* start Input for this task *

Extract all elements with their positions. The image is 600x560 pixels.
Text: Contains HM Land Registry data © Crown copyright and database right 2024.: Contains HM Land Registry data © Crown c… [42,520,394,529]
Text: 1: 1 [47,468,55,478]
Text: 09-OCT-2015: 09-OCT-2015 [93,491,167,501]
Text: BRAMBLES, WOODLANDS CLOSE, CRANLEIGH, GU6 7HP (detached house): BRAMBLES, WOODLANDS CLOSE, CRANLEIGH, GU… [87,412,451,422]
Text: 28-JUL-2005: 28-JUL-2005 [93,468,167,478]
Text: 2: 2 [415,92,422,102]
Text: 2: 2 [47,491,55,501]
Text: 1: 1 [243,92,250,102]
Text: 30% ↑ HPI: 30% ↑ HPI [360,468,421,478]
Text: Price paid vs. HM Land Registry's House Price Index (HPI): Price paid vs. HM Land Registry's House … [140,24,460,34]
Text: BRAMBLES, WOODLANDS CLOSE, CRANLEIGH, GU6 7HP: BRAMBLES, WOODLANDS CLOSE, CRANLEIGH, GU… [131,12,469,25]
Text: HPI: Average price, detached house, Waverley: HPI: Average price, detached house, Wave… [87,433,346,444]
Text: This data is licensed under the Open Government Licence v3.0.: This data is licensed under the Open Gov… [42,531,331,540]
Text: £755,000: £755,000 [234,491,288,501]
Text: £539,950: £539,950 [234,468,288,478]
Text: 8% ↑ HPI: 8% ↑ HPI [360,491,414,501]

* end Input for this task *

Exercise task
Please repeat, word for word, the part of the records that opens with their first line and closes with the line containing "Text: 1: 1 [47,468,55,478]", including both of those lines.

Finished answer
Extract all elements with their positions. The image is 600x560 pixels.
Text: Contains HM Land Registry data © Crown copyright and database right 2024.: Contains HM Land Registry data © Crown c… [42,520,394,529]
Text: 1: 1 [47,468,55,478]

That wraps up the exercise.